What the task asks:
Leaving out every picture, quote the data below exactly as it appears.

A block of data:
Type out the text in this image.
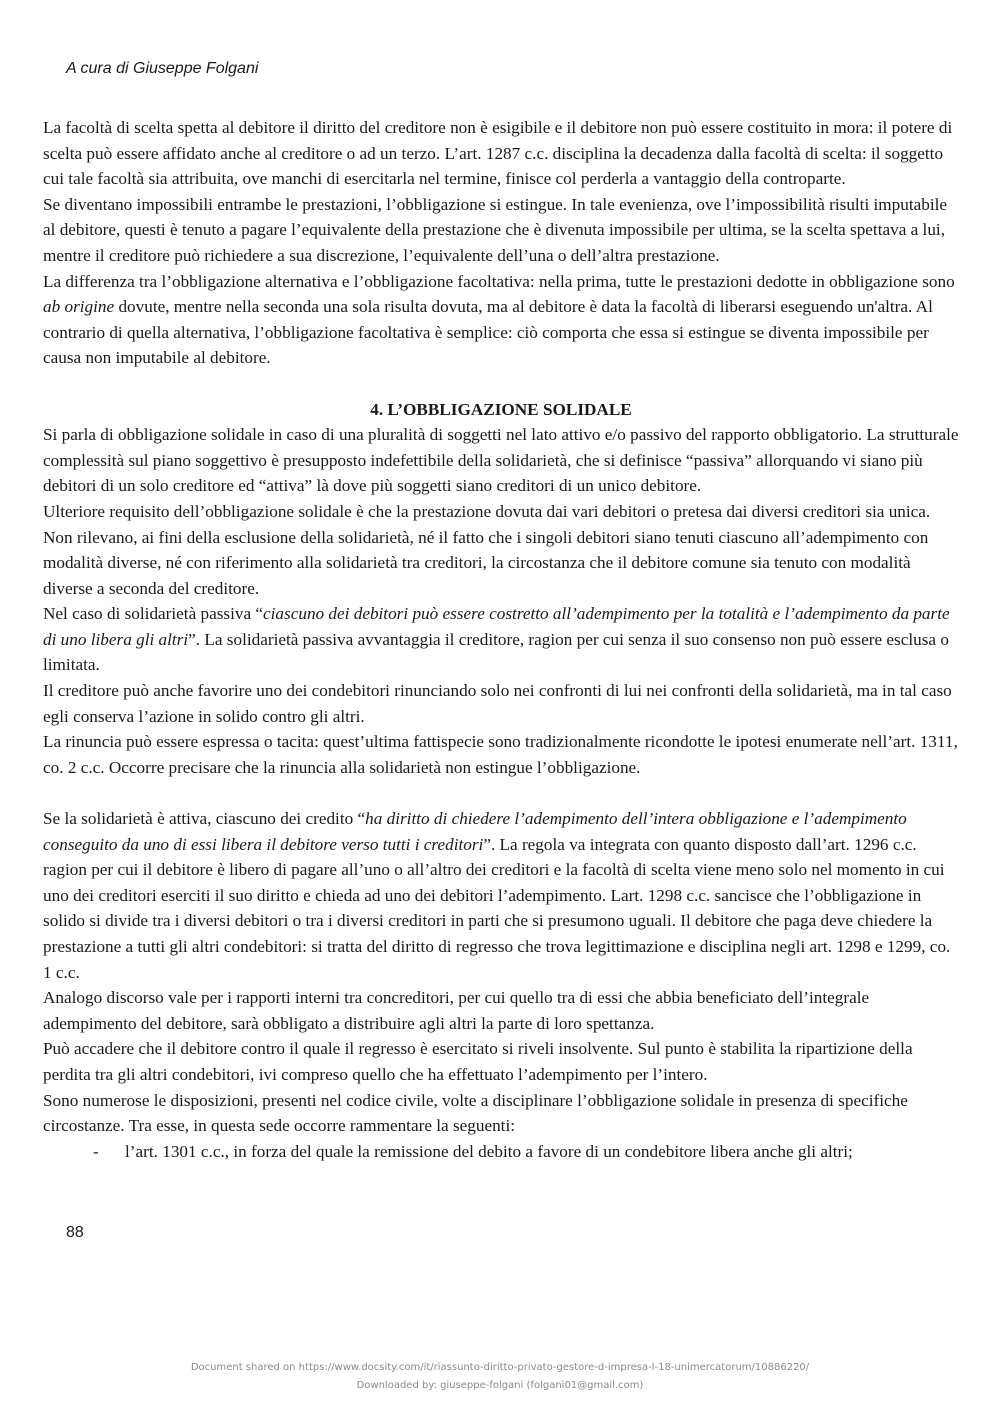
A cura di Giuseppe Folgani

La facoltà di scelta spetta al debitore il diritto del creditore non è esigibile e il debitore non può essere costituito in mora: il potere di scelta può essere affidato anche al creditore o ad un terzo. L’art. 1287 c.c. disciplina la decadenza dalla facoltà di scelta: il soggetto cui tale facoltà sia attribuita, ove manchi di esercitarla nel termine, finisce col perderla a vantaggio della controparte.

Se diventano impossibili entrambe le prestazioni, l’obbligazione si estingue. In tale evenienza, ove l’impossibilità risulti imputabile al debitore, questi è tenuto a pagare l’equivalente della prestazione che è divenuta impossibile per ultima, se la scelta spettava a lui, mentre il creditore può richiedere a sua discrezione, l’equivalente dell’una o dell’altra prestazione.

La differenza tra l’obbligazione alternativa e l’obbligazione facoltativa: nella prima, tutte le prestazioni dedotte in obbligazione sono ab origine dovute, mentre nella seconda una sola risulta dovuta, ma al debitore è data la facoltà di liberarsi eseguendo un'altra. Al contrario di quella alternativa, l’obbligazione facoltativa è semplice: ciò comporta che essa si estingue se diventa impossibile per causa non imputabile al debitore.

4. L’OBBLIGAZIONE SOLIDALE

Si parla di obbligazione solidale in caso di una pluralità di soggetti nel lato attivo e/o passivo del rapporto obbligatorio. La strutturale complessità sul piano soggettivo è presupposto indefettibile della solidarietà, che si definisce “passiva” allorquando vi siano più debitori di un solo creditore ed “attiva” là dove più soggetti siano creditori di un unico debitore.

Ulteriore requisito dell’obbligazione solidale è che la prestazione dovuta dai vari debitori o pretesa dai diversi creditori sia unica. Non rilevano, ai fini della esclusione della solidarietà, né il fatto che i singoli debitori siano tenuti ciascuno all’adempimento con modalità diverse, né con riferimento alla solidarietà tra creditori, la circostanza che il debitore comune sia tenuto con modalità diverse a seconda del creditore.

Nel caso di solidarietà passiva “ciascuno dei debitori può essere costretto all’adempimento per la totalità e l’adempimento da parte di uno libera gli altri”. La solidarietà passiva avvantaggia il creditore, ragion per cui senza il suo consenso non può essere esclusa o limitata.

Il creditore può anche favorire uno dei condebitori rinunciando solo nei confronti di lui nei confronti della solidarietà, ma in tal caso egli conserva l’azione in solido contro gli altri.

La rinuncia può essere espressa o tacita: quest’ultima fattispecie sono tradizionalmente ricondotte le ipotesi enumerate nell’art. 1311, co. 2 c.c. Occorre precisare che la rinuncia alla solidarietà non estingue l’obbligazione.

Se la solidarietà è attiva, ciascuno dei credito “ha diritto di chiedere l’adempimento dell’intera obbligazione e l’adempimento conseguito da uno di essi libera il debitore verso tutti i creditori”. La regola va integrata con quanto disposto dall’art. 1296 c.c. ragion per cui il debitore è libero di pagare all’uno o all’altro dei creditori e la facoltà di scelta viene meno solo nel momento in cui uno dei creditori eserciti il suo diritto e chieda ad uno dei debitori l’adempimento. Lart. 1298 c.c. sancisce che l’obbligazione in solido si divide tra i diversi debitori o tra i diversi creditori in parti che si presumono uguali. Il debitore che paga deve chiedere la prestazione a tutti gli altri condebitori: si tratta del diritto di regresso che trova legittimazione e disciplina negli art. 1298 e 1299, co. 1 c.c.

Analogo discorso vale per i rapporti interni tra concreditori, per cui quello tra di essi che abbia beneficiato dell’integrale adempimento del debitore, sarà obbligato a distribuire agli altri la parte di loro spettanza.

Può accadere che il debitore contro il quale il regresso è esercitato si riveli insolvente. Sul punto è stabilita la ripartizione della perdita tra gli altri condebitori, ivi compreso quello che ha effettuato l’adempimento per l’intero.

Sono numerose le disposizioni, presenti nel codice civile, volte a disciplinare l’obbligazione solidale in presenza di specifiche circostanze. Tra esse, in questa sede occorre rammentare la seguenti:

-	l’art. 1301 c.c., in forza del quale la remissione del debito a favore di un condebitore libera anche gli altri;
88
Document shared on https://www.docsity.com/it/riassunto-diritto-privato-gestore-d-impresa-l-18-unimercatorum/10886220/
Downloaded by: giuseppe-folgani (folgani01@gmail.com)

Final answer:
Type out the text in this image.
A cura di Giuseppe Folgani

La facoltà di scelta spetta al debitore il diritto del creditore non è esigibile e il debitore non può essere costituito in mora: il potere di scelta può essere affidato anche al creditore o ad un terzo. L’art. 1287 c.c. disciplina la decadenza dalla facoltà di scelta: il soggetto cui tale facoltà sia attribuita, ove manchi di esercitarla nel termine, finisce col perderla a vantaggio della controparte.

Se diventano impossibili entrambe le prestazioni, l’obbligazione si estingue. In tale evenienza, ove l’impossibilità risulti imputabile al debitore, questi è tenuto a pagare l’equivalente della prestazione che è divenuta impossibile per ultima, se la scelta spettava a lui, mentre il creditore può richiedere a sua discrezione, l’equivalente dell’una o dell’altra prestazione.

La differenza tra l’obbligazione alternativa e l’obbligazione facoltativa: nella prima, tutte le prestazioni dedotte in obbligazione sono ab origine dovute, mentre nella seconda una sola risulta dovuta, ma al debitore è data la facoltà di liberarsi eseguendo un'altra. Al contrario di quella alternativa, l’obbligazione facoltativa è semplice: ciò comporta che essa si estingue se diventa impossibile per causa non imputabile al debitore.

4. L’OBBLIGAZIONE SOLIDALE

Si parla di obbligazione solidale in caso di una pluralità di soggetti nel lato attivo e/o passivo del rapporto obbligatorio. La strutturale complessità sul piano soggettivo è presupposto indefettibile della solidarietà, che si definisce “passiva” allorquando vi siano più debitori di un solo creditore ed “attiva” là dove più soggetti siano creditori di un unico debitore.

Ulteriore requisito dell’obbligazione solidale è che la prestazione dovuta dai vari debitori o pretesa dai diversi creditori sia unica. Non rilevano, ai fini della esclusione della solidarietà, né il fatto che i singoli debitori siano tenuti ciascuno all’adempimento con modalità diverse, né con riferimento alla solidarietà tra creditori, la circostanza che il debitore comune sia tenuto con modalità diverse a seconda del creditore.

Nel caso di solidarietà passiva “ciascuno dei debitori può essere costretto all’adempimento per la totalità e l’adempimento da parte di uno libera gli altri”. La solidarietà passiva avvantaggia il creditore, ragion per cui senza il suo consenso non può essere esclusa o limitata.

Il creditore può anche favorire uno dei condebitori rinunciando solo nei confronti di lui nei confronti della solidarietà, ma in tal caso egli conserva l’azione in solido contro gli altri.

La rinuncia può essere espressa o tacita: quest’ultima fattispecie sono tradizionalmente ricondotte le ipotesi enumerate nell’art. 1311, co. 2 c.c. Occorre precisare che la rinuncia alla solidarietà non estingue l’obbligazione.

Se la solidarietà è attiva, ciascuno dei credito “ha diritto di chiedere l’adempimento dell’intera obbligazione e l’adempimento conseguito da uno di essi libera il debitore verso tutti i creditori”. La regola va integrata con quanto disposto dall’art. 1296 c.c. ragion per cui il debitore è libero di pagare all’uno o all’altro dei creditori e la facoltà di scelta viene meno solo nel momento in cui uno dei creditori eserciti il suo diritto e chieda ad uno dei debitori l’adempimento. Lart. 1298 c.c. sancisce che l’obbligazione in solido si divide tra i diversi debitori o tra i diversi creditori in parti che si presumono uguali. Il debitore che paga deve chiedere la prestazione a tutti gli altri condebitori: si tratta del diritto di regresso che trova legittimazione e disciplina negli art. 1298 e 1299, co. 1 c.c.

Analogo discorso vale per i rapporti interni tra concreditori, per cui quello tra di essi che abbia beneficiato dell’integrale adempimento del debitore, sarà obbligato a distribuire agli altri la parte di loro spettanza.

Può accadere che il debitore contro il quale il regresso è esercitato si riveli insolvente. Sul punto è stabilita la ripartizione della perdita tra gli altri condebitori, ivi compreso quello che ha effettuato l’adempimento per l’intero.

Sono numerose le disposizioni, presenti nel codice civile, volte a disciplinare l’obbligazione solidale in presenza di specifiche circostanze. Tra esse, in questa sede occorre rammentare la seguenti:

-	l’art. 1301 c.c., in forza del quale la remissione del debito a favore di un condebitore libera anche gli altri;
88
Document shared on https://www.docsity.com/it/riassunto-diritto-privato-gestore-d-impresa-l-18-unimercatorum/10886220/
Downloaded by: giuseppe-folgani (folgani01@gmail.com)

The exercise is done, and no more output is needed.